*Goal:*
Quote each line of the material verbatim, without the pictures.

*The data:*
=====

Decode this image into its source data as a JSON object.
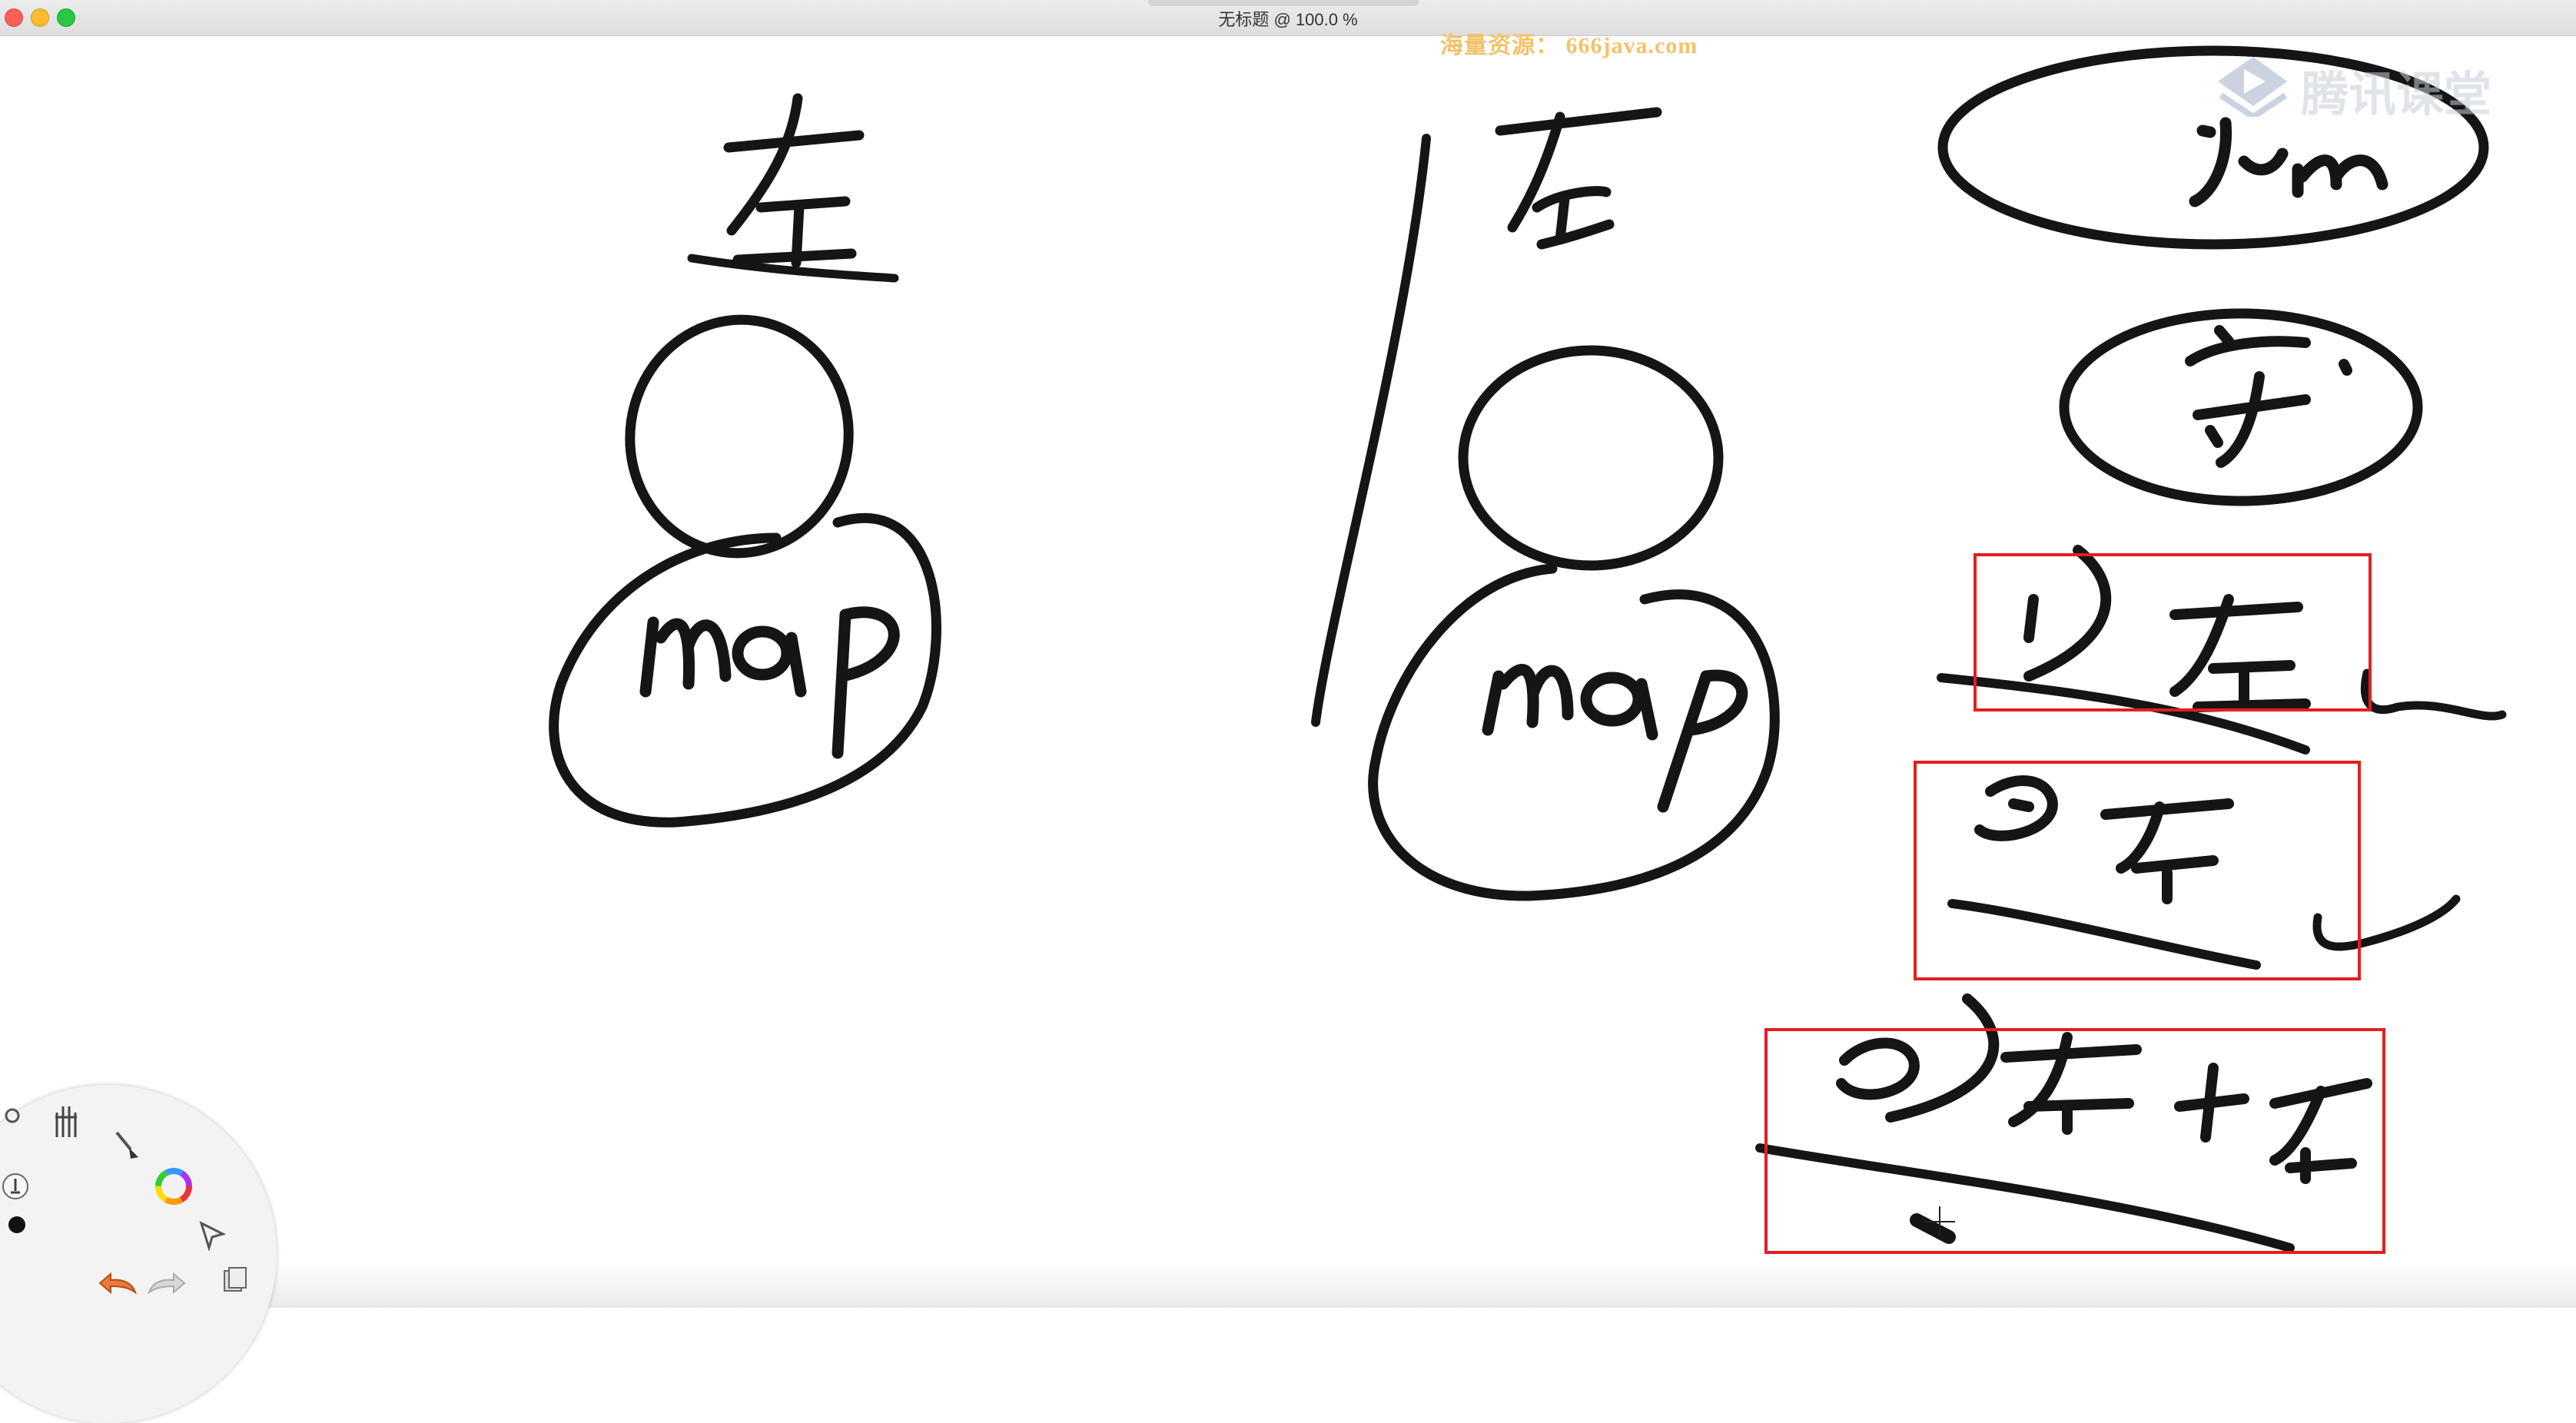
{
  "window": {
    "title": "无标题 @ 100.0 %"
  },
  "watermark": {
    "text": "海量资源： 666java.com"
  },
  "brand": {
    "logo_text": "腾讯课堂",
    "logo_icon": "play-icon"
  },
  "board": {
    "handwriting": [
      "左",
      "map",
      "右",
      "map",
      "jvm",
      "守",
      "1) 左",
      "2) 右",
      "3) 左 + 右"
    ],
    "highlight_color": "#e02020",
    "ink_color": "#111111"
  },
  "toolbar": {
    "tools": [
      "hand-icon",
      "brush-icon",
      "color-wheel-icon",
      "select-arrow-icon",
      "layers-icon",
      "undo-icon",
      "redo-icon",
      "pen-size-icon",
      "color-dot-icon"
    ]
  },
  "colors": {
    "close": "#fe5f57",
    "minimize": "#febc2e",
    "maximize": "#28c840",
    "watermark": "#f2c26a"
  }
}
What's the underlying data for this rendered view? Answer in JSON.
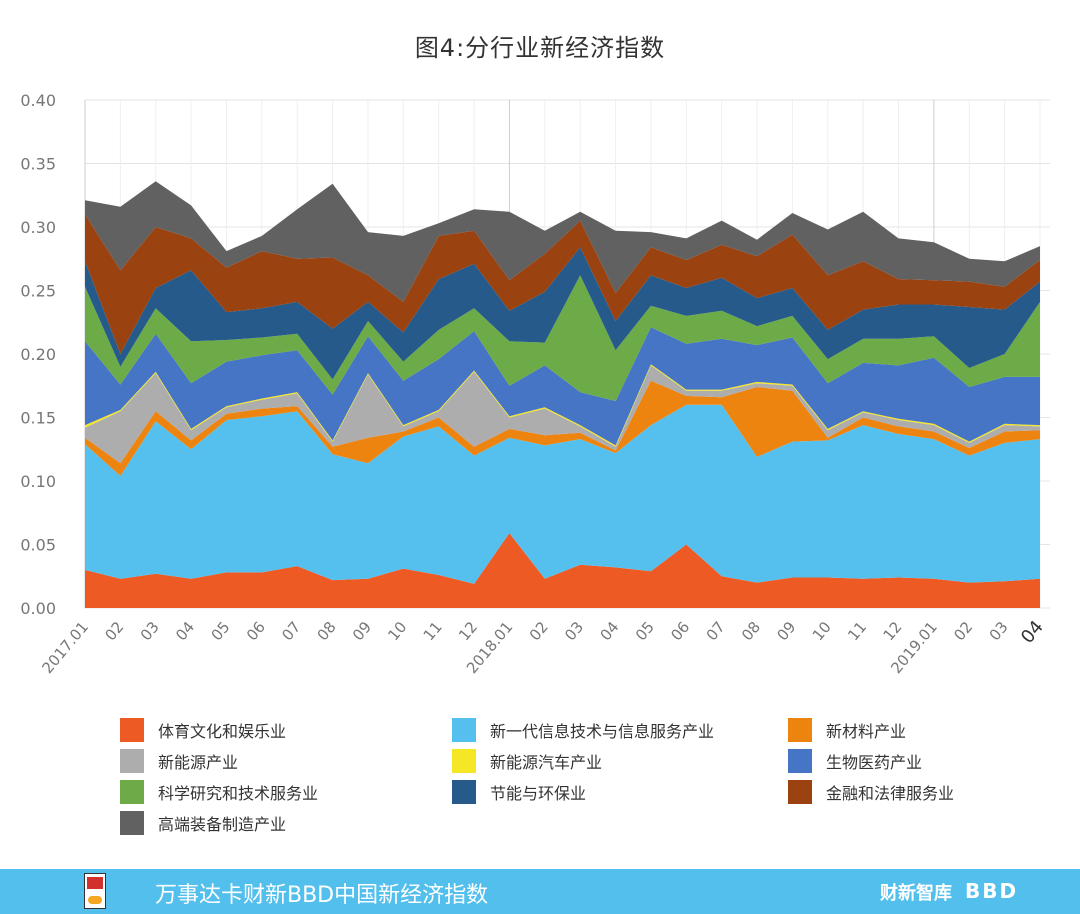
{
  "chart_data": {
    "type": "area",
    "stacked": true,
    "title": "图4:分行业新经济指数",
    "x": [
      "2017.01",
      "02",
      "03",
      "04",
      "05",
      "06",
      "07",
      "08",
      "09",
      "10",
      "11",
      "12",
      "2018.01",
      "02",
      "03",
      "04",
      "05",
      "06",
      "07",
      "08",
      "09",
      "10",
      "11",
      "12",
      "2019.01",
      "02",
      "03",
      "04"
    ],
    "ylim": [
      0,
      0.4
    ],
    "yticks": [
      "0.00",
      "0.05",
      "0.10",
      "0.15",
      "0.20",
      "0.25",
      "0.30",
      "0.35",
      "0.40"
    ],
    "grid": true,
    "legend_position": "bottom",
    "series": [
      {
        "name": "体育文化和娱乐业",
        "color": "#ee5a24",
        "values": [
          0.03,
          0.023,
          0.027,
          0.023,
          0.028,
          0.028,
          0.033,
          0.022,
          0.023,
          0.031,
          0.026,
          0.019,
          0.059,
          0.023,
          0.034,
          0.032,
          0.029,
          0.05,
          0.025,
          0.02,
          0.024,
          0.024,
          0.023,
          0.024,
          0.023,
          0.02,
          0.021,
          0.023
        ]
      },
      {
        "name": "新一代信息技术与信息服务产业",
        "color": "#55c0ed",
        "values": [
          0.099,
          0.081,
          0.12,
          0.102,
          0.12,
          0.123,
          0.122,
          0.099,
          0.091,
          0.104,
          0.117,
          0.101,
          0.075,
          0.105,
          0.099,
          0.09,
          0.115,
          0.11,
          0.135,
          0.099,
          0.107,
          0.108,
          0.121,
          0.113,
          0.11,
          0.1,
          0.109,
          0.11
        ]
      },
      {
        "name": "新材料产业",
        "color": "#ee8410",
        "values": [
          0.005,
          0.01,
          0.008,
          0.007,
          0.005,
          0.006,
          0.004,
          0.006,
          0.02,
          0.004,
          0.007,
          0.007,
          0.007,
          0.008,
          0.005,
          0.002,
          0.035,
          0.007,
          0.006,
          0.055,
          0.04,
          0.002,
          0.006,
          0.006,
          0.006,
          0.006,
          0.009,
          0.007
        ]
      },
      {
        "name": "新能源产业",
        "color": "#adadad",
        "values": [
          0.008,
          0.041,
          0.03,
          0.008,
          0.005,
          0.007,
          0.01,
          0.004,
          0.05,
          0.004,
          0.005,
          0.059,
          0.009,
          0.021,
          0.005,
          0.003,
          0.012,
          0.004,
          0.005,
          0.003,
          0.004,
          0.006,
          0.004,
          0.005,
          0.005,
          0.004,
          0.005,
          0.003
        ]
      },
      {
        "name": "新能源汽车产业",
        "color": "#f5e626",
        "values": [
          0.002,
          0.001,
          0.001,
          0.001,
          0.001,
          0.001,
          0.001,
          0.001,
          0.001,
          0.001,
          0.001,
          0.001,
          0.001,
          0.001,
          0.001,
          0.001,
          0.001,
          0.001,
          0.001,
          0.001,
          0.001,
          0.001,
          0.001,
          0.001,
          0.001,
          0.001,
          0.001,
          0.001
        ]
      },
      {
        "name": "生物医药产业",
        "color": "#4575c4",
        "values": [
          0.066,
          0.02,
          0.03,
          0.036,
          0.035,
          0.034,
          0.033,
          0.036,
          0.029,
          0.035,
          0.04,
          0.031,
          0.024,
          0.033,
          0.026,
          0.035,
          0.029,
          0.036,
          0.04,
          0.029,
          0.037,
          0.036,
          0.038,
          0.042,
          0.052,
          0.043,
          0.037,
          0.038
        ]
      },
      {
        "name": "科学研究和技术服务业",
        "color": "#6cab47",
        "values": [
          0.043,
          0.014,
          0.02,
          0.033,
          0.017,
          0.014,
          0.013,
          0.012,
          0.012,
          0.015,
          0.023,
          0.018,
          0.035,
          0.018,
          0.092,
          0.04,
          0.017,
          0.022,
          0.022,
          0.015,
          0.017,
          0.019,
          0.019,
          0.021,
          0.017,
          0.015,
          0.018,
          0.059
        ]
      },
      {
        "name": "节能与环保业",
        "color": "#255a8a",
        "values": [
          0.02,
          0.01,
          0.016,
          0.056,
          0.022,
          0.023,
          0.025,
          0.04,
          0.015,
          0.023,
          0.04,
          0.035,
          0.024,
          0.04,
          0.022,
          0.023,
          0.024,
          0.022,
          0.026,
          0.022,
          0.022,
          0.023,
          0.023,
          0.027,
          0.025,
          0.048,
          0.035,
          0.016
        ]
      },
      {
        "name": "金融和法律服务业",
        "color": "#9a4210",
        "values": [
          0.037,
          0.066,
          0.048,
          0.025,
          0.035,
          0.045,
          0.034,
          0.056,
          0.021,
          0.024,
          0.034,
          0.026,
          0.024,
          0.03,
          0.021,
          0.022,
          0.022,
          0.022,
          0.026,
          0.033,
          0.042,
          0.043,
          0.038,
          0.02,
          0.019,
          0.02,
          0.018,
          0.017
        ]
      },
      {
        "name": "高端装备制造产业",
        "color": "#616161",
        "values": [
          0.011,
          0.05,
          0.036,
          0.026,
          0.013,
          0.012,
          0.039,
          0.058,
          0.034,
          0.052,
          0.01,
          0.017,
          0.054,
          0.018,
          0.007,
          0.049,
          0.012,
          0.017,
          0.019,
          0.013,
          0.017,
          0.036,
          0.039,
          0.032,
          0.03,
          0.018,
          0.02,
          0.011
        ]
      }
    ]
  },
  "footer": {
    "title": "万事达卡财新BBD中国新经济指数",
    "brand_left": "财新智库",
    "brand_right": "BBD"
  }
}
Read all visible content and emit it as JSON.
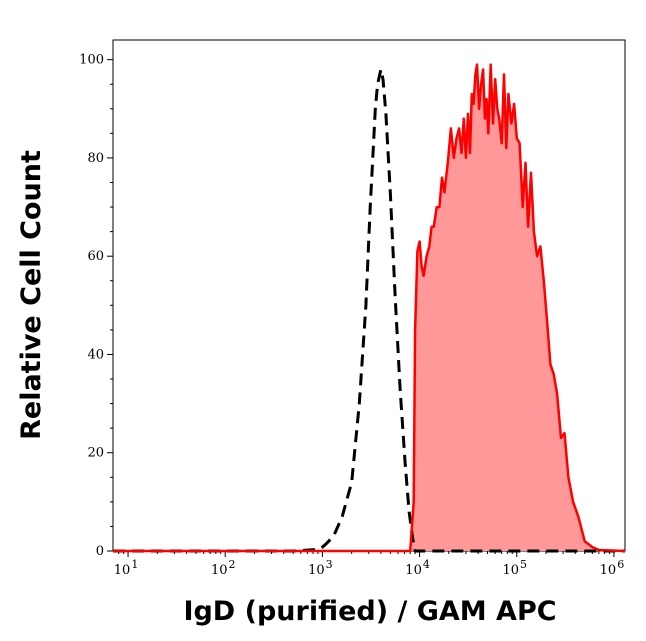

=====

*Written solution:*
Decode this image into its source data as a JSON object.
{
  "window": {
    "title": "无标题 @ 100.0 %"
  },
  "watermark": {
    "text": "海量资源： 666java.com"
  },
  "brand": {
    "logo_text": "腾讯课堂",
    "logo_icon": "play-icon"
  },
  "board": {
    "handwriting": [
      "左",
      "map",
      "右",
      "map",
      "jvm",
      "守",
      "1) 左",
      "2) 右",
      "3) 左 + 右"
    ],
    "highlight_color": "#e02020",
    "ink_color": "#111111"
  },
  "toolbar": {
    "tools": [
      "hand-icon",
      "brush-icon",
      "color-wheel-icon",
      "select-arrow-icon",
      "layers-icon",
      "undo-icon",
      "redo-icon",
      "pen-size-icon",
      "color-dot-icon"
    ]
  },
  "colors": {
    "close": "#fe5f57",
    "minimize": "#febc2e",
    "maximize": "#28c840",
    "watermark": "#f2c26a"
  }
}
What's the underlying data for this rendered view? Answer in JSON.
{
  "chart_data": {
    "type": "area",
    "stacked": true,
    "title": "图4:分行业新经济指数",
    "x": [
      "2017.01",
      "02",
      "03",
      "04",
      "05",
      "06",
      "07",
      "08",
      "09",
      "10",
      "11",
      "12",
      "2018.01",
      "02",
      "03",
      "04",
      "05",
      "06",
      "07",
      "08",
      "09",
      "10",
      "11",
      "12",
      "2019.01",
      "02",
      "03",
      "04"
    ],
    "ylim": [
      0,
      0.4
    ],
    "yticks": [
      "0.00",
      "0.05",
      "0.10",
      "0.15",
      "0.20",
      "0.25",
      "0.30",
      "0.35",
      "0.40"
    ],
    "grid": true,
    "legend_position": "bottom",
    "series": [
      {
        "name": "体育文化和娱乐业",
        "color": "#ee5a24",
        "values": [
          0.03,
          0.023,
          0.027,
          0.023,
          0.028,
          0.028,
          0.033,
          0.022,
          0.023,
          0.031,
          0.026,
          0.019,
          0.059,
          0.023,
          0.034,
          0.032,
          0.029,
          0.05,
          0.025,
          0.02,
          0.024,
          0.024,
          0.023,
          0.024,
          0.023,
          0.02,
          0.021,
          0.023
        ]
      },
      {
        "name": "新一代信息技术与信息服务产业",
        "color": "#55c0ed",
        "values": [
          0.099,
          0.081,
          0.12,
          0.102,
          0.12,
          0.123,
          0.122,
          0.099,
          0.091,
          0.104,
          0.117,
          0.101,
          0.075,
          0.105,
          0.099,
          0.09,
          0.115,
          0.11,
          0.135,
          0.099,
          0.107,
          0.108,
          0.121,
          0.113,
          0.11,
          0.1,
          0.109,
          0.11
        ]
      },
      {
        "name": "新材料产业",
        "color": "#ee8410",
        "values": [
          0.005,
          0.01,
          0.008,
          0.007,
          0.005,
          0.006,
          0.004,
          0.006,
          0.02,
          0.004,
          0.007,
          0.007,
          0.007,
          0.008,
          0.005,
          0.002,
          0.035,
          0.007,
          0.006,
          0.055,
          0.04,
          0.002,
          0.006,
          0.006,
          0.006,
          0.006,
          0.009,
          0.007
        ]
      },
      {
        "name": "新能源产业",
        "color": "#adadad",
        "values": [
          0.008,
          0.041,
          0.03,
          0.008,
          0.005,
          0.007,
          0.01,
          0.004,
          0.05,
          0.004,
          0.005,
          0.059,
          0.009,
          0.021,
          0.005,
          0.003,
          0.012,
          0.004,
          0.005,
          0.003,
          0.004,
          0.006,
          0.004,
          0.005,
          0.005,
          0.004,
          0.005,
          0.003
        ]
      },
      {
        "name": "新能源汽车产业",
        "color": "#f5e626",
        "values": [
          0.002,
          0.001,
          0.001,
          0.001,
          0.001,
          0.001,
          0.001,
          0.001,
          0.001,
          0.001,
          0.001,
          0.001,
          0.001,
          0.001,
          0.001,
          0.001,
          0.001,
          0.001,
          0.001,
          0.001,
          0.001,
          0.001,
          0.001,
          0.001,
          0.001,
          0.001,
          0.001,
          0.001
        ]
      },
      {
        "name": "生物医药产业",
        "color": "#4575c4",
        "values": [
          0.066,
          0.02,
          0.03,
          0.036,
          0.035,
          0.034,
          0.033,
          0.036,
          0.029,
          0.035,
          0.04,
          0.031,
          0.024,
          0.033,
          0.026,
          0.035,
          0.029,
          0.036,
          0.04,
          0.029,
          0.037,
          0.036,
          0.038,
          0.042,
          0.052,
          0.043,
          0.037,
          0.038
        ]
      },
      {
        "name": "科学研究和技术服务业",
        "color": "#6cab47",
        "values": [
          0.043,
          0.014,
          0.02,
          0.033,
          0.017,
          0.014,
          0.013,
          0.012,
          0.012,
          0.015,
          0.023,
          0.018,
          0.035,
          0.018,
          0.092,
          0.04,
          0.017,
          0.022,
          0.022,
          0.015,
          0.017,
          0.019,
          0.019,
          0.021,
          0.017,
          0.015,
          0.018,
          0.059
        ]
      },
      {
        "name": "节能与环保业",
        "color": "#255a8a",
        "values": [
          0.02,
          0.01,
          0.016,
          0.056,
          0.022,
          0.023,
          0.025,
          0.04,
          0.015,
          0.023,
          0.04,
          0.035,
          0.024,
          0.04,
          0.022,
          0.023,
          0.024,
          0.022,
          0.026,
          0.022,
          0.022,
          0.023,
          0.023,
          0.027,
          0.025,
          0.048,
          0.035,
          0.016
        ]
      },
      {
        "name": "金融和法律服务业",
        "color": "#9a4210",
        "values": [
          0.037,
          0.066,
          0.048,
          0.025,
          0.035,
          0.045,
          0.034,
          0.056,
          0.021,
          0.024,
          0.034,
          0.026,
          0.024,
          0.03,
          0.021,
          0.022,
          0.022,
          0.022,
          0.026,
          0.033,
          0.042,
          0.043,
          0.038,
          0.02,
          0.019,
          0.02,
          0.018,
          0.017
        ]
      },
      {
        "name": "高端装备制造产业",
        "color": "#616161",
        "values": [
          0.011,
          0.05,
          0.036,
          0.026,
          0.013,
          0.012,
          0.039,
          0.058,
          0.034,
          0.052,
          0.01,
          0.017,
          0.054,
          0.018,
          0.007,
          0.049,
          0.012,
          0.017,
          0.019,
          0.013,
          0.017,
          0.036,
          0.039,
          0.032,
          0.03,
          0.018,
          0.02,
          0.011
        ]
      }
    ]
  },
  "footer": {
    "title": "万事达卡财新BBD中国新经济指数",
    "brand_left": "财新智库",
    "brand_right": "BBD"
  }
}
Read all visible content and emit it as JSON.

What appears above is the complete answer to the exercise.